> [AUSGANGSTEXT]
= = = = = = =
Offenlegung von Abschlüssen

Was bedeutet Offenlegung von Abschlüssen?

Nach dem HGB sind Kapitalgesellschaften gesetzlich verpflichtet, ihren geprüften Jahresabschluss (Bilanz, Gewinn- und Verlustrechnung, Anhang und Lagebericht) der Öffentlichkeit offen zu legen. Die gesetzliche Offenlegung erfolgt im elektronischen Bundesanzeiger und ist nach der internen und externen Unternehmensüberwachung durch Gesellschafter und Aufsichtsrat sowie Abschlussprüfer ein weiteres Instrument staatlicher Rechnungslegungskontrolle.

Sie ist nach den handelsrechtlichen Vorschriften normiert, wonach bestimmte Abschlüsse in elektronischer Form zu veröffentlichen sind.
= = = = = = =
> [BEREITGESTELLTE DATEN]
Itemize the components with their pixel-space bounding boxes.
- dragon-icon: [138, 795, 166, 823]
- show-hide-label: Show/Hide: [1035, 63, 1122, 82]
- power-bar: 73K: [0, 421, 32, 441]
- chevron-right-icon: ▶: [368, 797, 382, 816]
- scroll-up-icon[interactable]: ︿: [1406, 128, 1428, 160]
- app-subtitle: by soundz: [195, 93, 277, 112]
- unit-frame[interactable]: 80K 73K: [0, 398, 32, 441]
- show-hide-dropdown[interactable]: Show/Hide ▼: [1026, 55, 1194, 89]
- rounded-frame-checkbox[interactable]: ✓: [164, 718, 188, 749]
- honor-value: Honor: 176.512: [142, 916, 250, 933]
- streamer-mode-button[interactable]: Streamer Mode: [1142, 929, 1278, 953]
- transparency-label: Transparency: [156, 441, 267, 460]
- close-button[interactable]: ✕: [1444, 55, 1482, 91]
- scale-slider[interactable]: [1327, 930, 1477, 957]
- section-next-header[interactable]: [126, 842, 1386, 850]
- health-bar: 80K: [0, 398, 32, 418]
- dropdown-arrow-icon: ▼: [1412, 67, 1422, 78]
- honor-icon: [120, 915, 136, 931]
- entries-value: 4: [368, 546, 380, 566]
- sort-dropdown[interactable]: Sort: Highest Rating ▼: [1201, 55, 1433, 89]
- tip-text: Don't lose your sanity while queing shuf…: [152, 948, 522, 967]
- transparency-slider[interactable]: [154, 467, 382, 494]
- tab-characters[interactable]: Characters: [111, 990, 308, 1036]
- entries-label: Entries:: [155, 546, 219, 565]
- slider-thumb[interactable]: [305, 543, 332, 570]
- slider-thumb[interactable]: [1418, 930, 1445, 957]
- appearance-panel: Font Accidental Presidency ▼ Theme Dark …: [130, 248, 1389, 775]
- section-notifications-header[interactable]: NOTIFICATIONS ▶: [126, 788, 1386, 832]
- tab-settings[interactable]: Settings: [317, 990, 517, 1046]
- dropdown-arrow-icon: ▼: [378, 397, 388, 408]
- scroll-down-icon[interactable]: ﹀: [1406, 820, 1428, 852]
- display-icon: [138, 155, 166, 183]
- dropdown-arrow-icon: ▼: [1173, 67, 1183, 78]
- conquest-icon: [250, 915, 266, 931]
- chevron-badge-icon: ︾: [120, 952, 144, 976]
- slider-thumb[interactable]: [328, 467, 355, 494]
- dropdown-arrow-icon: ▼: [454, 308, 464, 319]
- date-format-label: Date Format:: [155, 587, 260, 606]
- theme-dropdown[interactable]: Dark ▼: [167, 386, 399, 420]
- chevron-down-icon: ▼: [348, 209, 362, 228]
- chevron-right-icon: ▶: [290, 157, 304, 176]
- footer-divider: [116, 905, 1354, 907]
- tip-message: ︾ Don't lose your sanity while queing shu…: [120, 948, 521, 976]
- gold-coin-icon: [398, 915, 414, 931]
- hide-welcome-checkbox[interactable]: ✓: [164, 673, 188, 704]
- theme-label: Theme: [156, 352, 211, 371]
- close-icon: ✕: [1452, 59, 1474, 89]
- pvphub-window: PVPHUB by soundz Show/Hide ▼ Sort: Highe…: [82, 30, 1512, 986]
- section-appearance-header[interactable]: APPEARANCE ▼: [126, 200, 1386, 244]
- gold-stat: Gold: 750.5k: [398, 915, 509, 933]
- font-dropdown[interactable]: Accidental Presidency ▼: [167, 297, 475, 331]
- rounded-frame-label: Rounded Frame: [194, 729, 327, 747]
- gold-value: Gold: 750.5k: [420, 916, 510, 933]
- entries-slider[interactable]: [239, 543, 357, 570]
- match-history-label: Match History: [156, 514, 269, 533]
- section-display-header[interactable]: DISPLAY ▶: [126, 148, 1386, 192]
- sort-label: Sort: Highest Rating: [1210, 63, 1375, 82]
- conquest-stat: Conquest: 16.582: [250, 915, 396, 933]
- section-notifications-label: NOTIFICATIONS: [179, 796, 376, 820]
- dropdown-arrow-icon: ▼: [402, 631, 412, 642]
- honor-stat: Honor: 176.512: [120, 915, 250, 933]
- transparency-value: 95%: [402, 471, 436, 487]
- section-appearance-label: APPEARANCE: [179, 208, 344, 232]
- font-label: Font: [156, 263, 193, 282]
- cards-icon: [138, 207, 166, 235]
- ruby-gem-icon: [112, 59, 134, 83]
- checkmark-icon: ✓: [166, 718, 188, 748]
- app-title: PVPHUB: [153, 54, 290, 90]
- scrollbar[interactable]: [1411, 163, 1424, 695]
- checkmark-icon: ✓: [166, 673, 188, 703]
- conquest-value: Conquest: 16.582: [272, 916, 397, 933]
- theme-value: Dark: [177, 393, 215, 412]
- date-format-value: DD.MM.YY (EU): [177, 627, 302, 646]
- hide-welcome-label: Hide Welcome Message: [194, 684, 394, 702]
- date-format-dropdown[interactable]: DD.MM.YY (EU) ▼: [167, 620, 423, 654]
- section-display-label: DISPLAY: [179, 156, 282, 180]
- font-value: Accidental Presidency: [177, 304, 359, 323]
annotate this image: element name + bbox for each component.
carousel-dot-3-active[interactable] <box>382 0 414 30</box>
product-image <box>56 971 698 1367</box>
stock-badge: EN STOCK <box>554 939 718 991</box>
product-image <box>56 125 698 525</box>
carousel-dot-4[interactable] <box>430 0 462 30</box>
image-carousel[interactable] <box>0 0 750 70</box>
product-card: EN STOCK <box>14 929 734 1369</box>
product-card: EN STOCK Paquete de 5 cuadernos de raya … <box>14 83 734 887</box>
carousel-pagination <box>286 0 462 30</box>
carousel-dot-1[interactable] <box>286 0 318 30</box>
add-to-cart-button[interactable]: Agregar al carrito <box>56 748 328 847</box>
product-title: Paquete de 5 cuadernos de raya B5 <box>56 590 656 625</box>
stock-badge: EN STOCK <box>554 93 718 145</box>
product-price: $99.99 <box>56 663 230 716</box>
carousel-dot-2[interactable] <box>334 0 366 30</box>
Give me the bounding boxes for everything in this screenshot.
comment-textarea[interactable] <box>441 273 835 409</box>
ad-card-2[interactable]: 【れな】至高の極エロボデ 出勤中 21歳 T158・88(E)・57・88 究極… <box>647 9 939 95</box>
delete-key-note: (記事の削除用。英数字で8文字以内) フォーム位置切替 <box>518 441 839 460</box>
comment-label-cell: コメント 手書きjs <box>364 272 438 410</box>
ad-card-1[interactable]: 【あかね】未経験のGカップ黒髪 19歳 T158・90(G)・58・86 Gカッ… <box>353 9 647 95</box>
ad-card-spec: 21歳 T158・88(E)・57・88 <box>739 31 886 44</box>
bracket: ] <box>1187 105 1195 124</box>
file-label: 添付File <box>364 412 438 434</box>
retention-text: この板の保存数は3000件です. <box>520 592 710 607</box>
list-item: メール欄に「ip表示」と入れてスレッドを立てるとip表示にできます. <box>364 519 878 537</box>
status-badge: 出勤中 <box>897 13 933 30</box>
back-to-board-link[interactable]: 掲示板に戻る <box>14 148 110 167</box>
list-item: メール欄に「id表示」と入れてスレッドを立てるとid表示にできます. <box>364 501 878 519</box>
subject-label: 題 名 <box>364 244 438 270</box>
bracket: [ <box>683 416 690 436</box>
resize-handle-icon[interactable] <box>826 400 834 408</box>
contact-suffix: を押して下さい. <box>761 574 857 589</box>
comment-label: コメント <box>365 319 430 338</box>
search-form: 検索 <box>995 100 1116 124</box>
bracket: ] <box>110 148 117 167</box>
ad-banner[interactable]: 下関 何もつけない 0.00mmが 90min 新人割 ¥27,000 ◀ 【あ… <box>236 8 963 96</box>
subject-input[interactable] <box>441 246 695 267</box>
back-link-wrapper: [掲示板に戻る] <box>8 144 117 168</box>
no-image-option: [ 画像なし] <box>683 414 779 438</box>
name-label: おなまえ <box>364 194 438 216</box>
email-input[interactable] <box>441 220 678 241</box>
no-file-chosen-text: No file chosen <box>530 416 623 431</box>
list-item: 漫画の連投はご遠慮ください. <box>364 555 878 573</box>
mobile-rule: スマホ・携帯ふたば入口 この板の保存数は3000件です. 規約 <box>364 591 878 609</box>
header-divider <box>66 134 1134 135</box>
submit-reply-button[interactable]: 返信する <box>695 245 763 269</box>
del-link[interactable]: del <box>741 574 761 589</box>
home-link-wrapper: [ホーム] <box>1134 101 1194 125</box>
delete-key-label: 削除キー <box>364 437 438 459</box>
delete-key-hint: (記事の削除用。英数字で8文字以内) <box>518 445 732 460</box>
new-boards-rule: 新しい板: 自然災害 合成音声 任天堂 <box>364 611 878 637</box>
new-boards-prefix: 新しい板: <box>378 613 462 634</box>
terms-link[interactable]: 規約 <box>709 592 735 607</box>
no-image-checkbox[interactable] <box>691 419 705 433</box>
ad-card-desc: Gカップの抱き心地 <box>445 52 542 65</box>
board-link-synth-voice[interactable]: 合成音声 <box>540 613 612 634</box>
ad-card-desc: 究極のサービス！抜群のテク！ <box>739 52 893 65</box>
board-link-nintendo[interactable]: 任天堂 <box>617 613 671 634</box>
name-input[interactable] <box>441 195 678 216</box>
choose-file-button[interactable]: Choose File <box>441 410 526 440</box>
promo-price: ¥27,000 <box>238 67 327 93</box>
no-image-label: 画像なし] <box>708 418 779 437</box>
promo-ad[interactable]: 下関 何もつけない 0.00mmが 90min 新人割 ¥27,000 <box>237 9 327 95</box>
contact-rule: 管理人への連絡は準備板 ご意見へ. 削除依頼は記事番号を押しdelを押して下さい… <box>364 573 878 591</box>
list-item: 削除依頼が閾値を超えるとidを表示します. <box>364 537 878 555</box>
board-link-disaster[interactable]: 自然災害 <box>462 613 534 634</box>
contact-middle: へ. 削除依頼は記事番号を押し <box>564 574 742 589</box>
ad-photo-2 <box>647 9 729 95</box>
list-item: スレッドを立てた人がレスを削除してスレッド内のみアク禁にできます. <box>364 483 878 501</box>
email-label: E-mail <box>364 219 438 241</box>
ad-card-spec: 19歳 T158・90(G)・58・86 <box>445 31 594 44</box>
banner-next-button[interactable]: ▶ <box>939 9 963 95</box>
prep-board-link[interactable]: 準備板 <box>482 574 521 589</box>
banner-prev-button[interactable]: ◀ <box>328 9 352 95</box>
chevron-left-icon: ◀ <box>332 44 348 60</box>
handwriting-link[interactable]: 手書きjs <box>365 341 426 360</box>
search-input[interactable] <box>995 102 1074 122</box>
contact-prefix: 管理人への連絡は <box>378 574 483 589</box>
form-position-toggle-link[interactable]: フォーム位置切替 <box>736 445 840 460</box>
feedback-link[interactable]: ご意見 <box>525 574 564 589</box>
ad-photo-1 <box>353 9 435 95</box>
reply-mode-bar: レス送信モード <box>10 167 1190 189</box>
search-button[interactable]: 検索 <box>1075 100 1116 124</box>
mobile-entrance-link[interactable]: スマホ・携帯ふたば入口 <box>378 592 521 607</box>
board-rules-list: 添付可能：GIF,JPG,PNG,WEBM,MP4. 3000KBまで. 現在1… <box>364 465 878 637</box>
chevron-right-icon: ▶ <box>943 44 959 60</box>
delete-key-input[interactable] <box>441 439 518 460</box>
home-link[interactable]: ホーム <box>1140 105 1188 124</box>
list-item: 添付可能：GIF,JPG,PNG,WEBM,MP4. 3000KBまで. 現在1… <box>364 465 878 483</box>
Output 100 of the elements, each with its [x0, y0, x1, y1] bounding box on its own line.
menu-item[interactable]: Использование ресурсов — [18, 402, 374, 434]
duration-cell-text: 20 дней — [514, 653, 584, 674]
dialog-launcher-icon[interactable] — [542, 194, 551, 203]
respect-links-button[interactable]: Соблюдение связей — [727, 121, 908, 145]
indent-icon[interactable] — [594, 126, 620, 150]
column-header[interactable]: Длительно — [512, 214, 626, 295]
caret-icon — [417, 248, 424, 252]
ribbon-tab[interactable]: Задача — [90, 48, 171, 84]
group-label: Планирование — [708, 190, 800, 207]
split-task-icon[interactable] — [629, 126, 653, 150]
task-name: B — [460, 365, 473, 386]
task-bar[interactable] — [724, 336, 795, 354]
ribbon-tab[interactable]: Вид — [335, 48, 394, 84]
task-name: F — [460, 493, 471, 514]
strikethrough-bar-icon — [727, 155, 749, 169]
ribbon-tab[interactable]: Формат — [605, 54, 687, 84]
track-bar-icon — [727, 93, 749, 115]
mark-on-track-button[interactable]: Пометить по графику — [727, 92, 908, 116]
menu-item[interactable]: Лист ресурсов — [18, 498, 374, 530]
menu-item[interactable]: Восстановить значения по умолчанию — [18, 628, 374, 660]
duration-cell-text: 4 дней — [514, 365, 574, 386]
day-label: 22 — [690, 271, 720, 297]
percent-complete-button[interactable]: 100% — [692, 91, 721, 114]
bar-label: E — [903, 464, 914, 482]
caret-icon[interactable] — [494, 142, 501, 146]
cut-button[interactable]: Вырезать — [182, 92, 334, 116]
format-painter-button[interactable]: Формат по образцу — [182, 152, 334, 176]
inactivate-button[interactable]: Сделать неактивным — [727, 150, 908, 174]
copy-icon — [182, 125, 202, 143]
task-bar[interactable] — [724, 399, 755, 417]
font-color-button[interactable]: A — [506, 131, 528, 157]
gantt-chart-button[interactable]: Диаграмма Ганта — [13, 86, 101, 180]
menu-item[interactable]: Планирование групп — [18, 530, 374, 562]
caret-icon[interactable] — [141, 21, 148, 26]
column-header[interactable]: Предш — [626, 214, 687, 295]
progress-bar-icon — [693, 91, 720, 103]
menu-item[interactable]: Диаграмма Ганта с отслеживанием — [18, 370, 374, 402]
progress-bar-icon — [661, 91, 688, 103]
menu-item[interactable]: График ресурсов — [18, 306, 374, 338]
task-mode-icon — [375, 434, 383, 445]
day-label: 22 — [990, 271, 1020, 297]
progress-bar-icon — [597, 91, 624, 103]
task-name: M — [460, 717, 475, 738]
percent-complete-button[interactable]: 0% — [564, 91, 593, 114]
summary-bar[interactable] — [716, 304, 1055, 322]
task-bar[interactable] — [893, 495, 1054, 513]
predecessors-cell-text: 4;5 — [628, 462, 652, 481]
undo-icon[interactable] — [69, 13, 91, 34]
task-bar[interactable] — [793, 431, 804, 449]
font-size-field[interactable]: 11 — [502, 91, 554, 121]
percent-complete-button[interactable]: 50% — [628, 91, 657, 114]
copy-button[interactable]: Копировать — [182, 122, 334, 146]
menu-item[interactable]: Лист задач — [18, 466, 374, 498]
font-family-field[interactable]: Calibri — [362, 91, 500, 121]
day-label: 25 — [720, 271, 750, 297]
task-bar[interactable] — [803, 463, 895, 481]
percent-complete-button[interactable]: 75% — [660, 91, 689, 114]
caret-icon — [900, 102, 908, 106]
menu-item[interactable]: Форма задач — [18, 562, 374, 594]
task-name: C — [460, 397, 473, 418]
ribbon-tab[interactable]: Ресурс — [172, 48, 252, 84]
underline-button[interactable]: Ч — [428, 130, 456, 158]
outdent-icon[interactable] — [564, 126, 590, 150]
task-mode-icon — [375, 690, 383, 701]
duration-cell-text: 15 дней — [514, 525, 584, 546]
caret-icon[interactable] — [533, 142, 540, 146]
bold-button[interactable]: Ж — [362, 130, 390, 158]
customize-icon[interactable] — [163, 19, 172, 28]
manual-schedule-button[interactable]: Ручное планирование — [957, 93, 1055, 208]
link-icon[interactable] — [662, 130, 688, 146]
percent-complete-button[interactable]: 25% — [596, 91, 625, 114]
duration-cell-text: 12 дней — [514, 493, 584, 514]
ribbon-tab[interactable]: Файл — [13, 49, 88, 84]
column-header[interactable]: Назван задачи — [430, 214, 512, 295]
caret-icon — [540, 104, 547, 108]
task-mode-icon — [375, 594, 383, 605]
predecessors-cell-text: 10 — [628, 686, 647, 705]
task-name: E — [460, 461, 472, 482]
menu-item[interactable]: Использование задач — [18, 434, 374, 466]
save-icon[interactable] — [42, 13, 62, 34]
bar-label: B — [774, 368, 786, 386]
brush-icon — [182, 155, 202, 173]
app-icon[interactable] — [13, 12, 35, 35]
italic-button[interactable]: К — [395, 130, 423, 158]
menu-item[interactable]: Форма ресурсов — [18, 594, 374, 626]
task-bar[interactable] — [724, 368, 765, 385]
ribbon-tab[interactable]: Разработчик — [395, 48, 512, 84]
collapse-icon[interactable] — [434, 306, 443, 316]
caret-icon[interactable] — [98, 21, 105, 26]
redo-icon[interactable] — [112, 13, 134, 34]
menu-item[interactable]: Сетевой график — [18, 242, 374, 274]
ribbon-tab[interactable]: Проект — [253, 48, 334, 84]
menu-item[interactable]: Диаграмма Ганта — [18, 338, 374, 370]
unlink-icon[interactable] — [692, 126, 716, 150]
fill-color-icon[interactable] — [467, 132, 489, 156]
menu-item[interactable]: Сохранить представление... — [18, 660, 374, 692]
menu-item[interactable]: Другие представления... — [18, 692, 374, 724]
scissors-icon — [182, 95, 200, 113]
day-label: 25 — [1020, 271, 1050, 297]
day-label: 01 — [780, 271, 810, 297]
= = = = = = =
> [ARBEITSAUFTRAG A] Wo erfolgt laut dem Text zur Offenlegung von Abschlüssen die gesetzliche Offenlegung?
> [ARBEITSAUFTRAG B]
Stimmen die folgenden Aussagen mit dem Text zur Offenlegung von Abschlüssen überein? Beantworte jede mit Ja oder Nein und belege sie mit den entscheidenden Worten des Textes.
(i) Kapitalgesellschaften sind nach dem HGB zur Offenlegung ihres geprüften Jahresabschlusses verpflichtet.
(ii) Der Lagebericht zählt nicht zum offenzulegenden Jahresabschluss.
(iii) Bestimmte Abschlüsse sind in Papierform zu veröffentlichen.
> [ARBEITSAUFTRAG C] Schreibe den Text zur Offenlegung von Abschlüssen im Anschluss an seinen letzten Satz weiter.
Die Datensätze stammen aus einer anderen Quelle.

> [SCHRIFTLICHE ANTWORT A] Im elektronischen Bundesanzeiger.

> [SCHRIFTLICHE ANTWORT B]
(i) Ja: „Nach dem HGB sind Kapitalgesellschaften gesetzlich verpflichtet, ihren geprüften Jahresabschluss“
(ii) Nein: „Bilanz, Gewinn- und Verlustrechnung, Anhang und Lagebericht“
(iii) Nein: „in elektronischer Form zu veröffentlichen“

> [SCHRIFTLICHE ANTWORT C]
Verstöße gegen die Offenlegungs- und Transparenzpflichten werden mittlerweile lückenlos sanktioniert (durch Strafen, Buß- oder Ordnungsgelder). Einmal erfolgte Verstöße bei der Offenlegung können auch noch nach Jahren im Bundesanzeiger sichtbar sein und daher eine öffentlichkeitswirksame Pranger Wirkung für das Unternehmen oder auch den Abschlussprüfer entfalten.


Warum müssen Abschlüsse offengelegt werden?

Die Offenlegung der Unternehmensabschlüsse dient vor allem dazu, den am Geschäftsverkehr beteiligten Personen durch Einsicht in die erwirtschafteten Ergebnisse Sicherheit über die Solvenz des Unternehmens zu geben. Darüber hinaus wird das Unternehmen durch die Offenlegung transparenter für Gläubiger, Gesellschafter, Lieferanten und Kunden.


Welche Herausforderungen bestehen bei der Offenlegung von Abschlüssen?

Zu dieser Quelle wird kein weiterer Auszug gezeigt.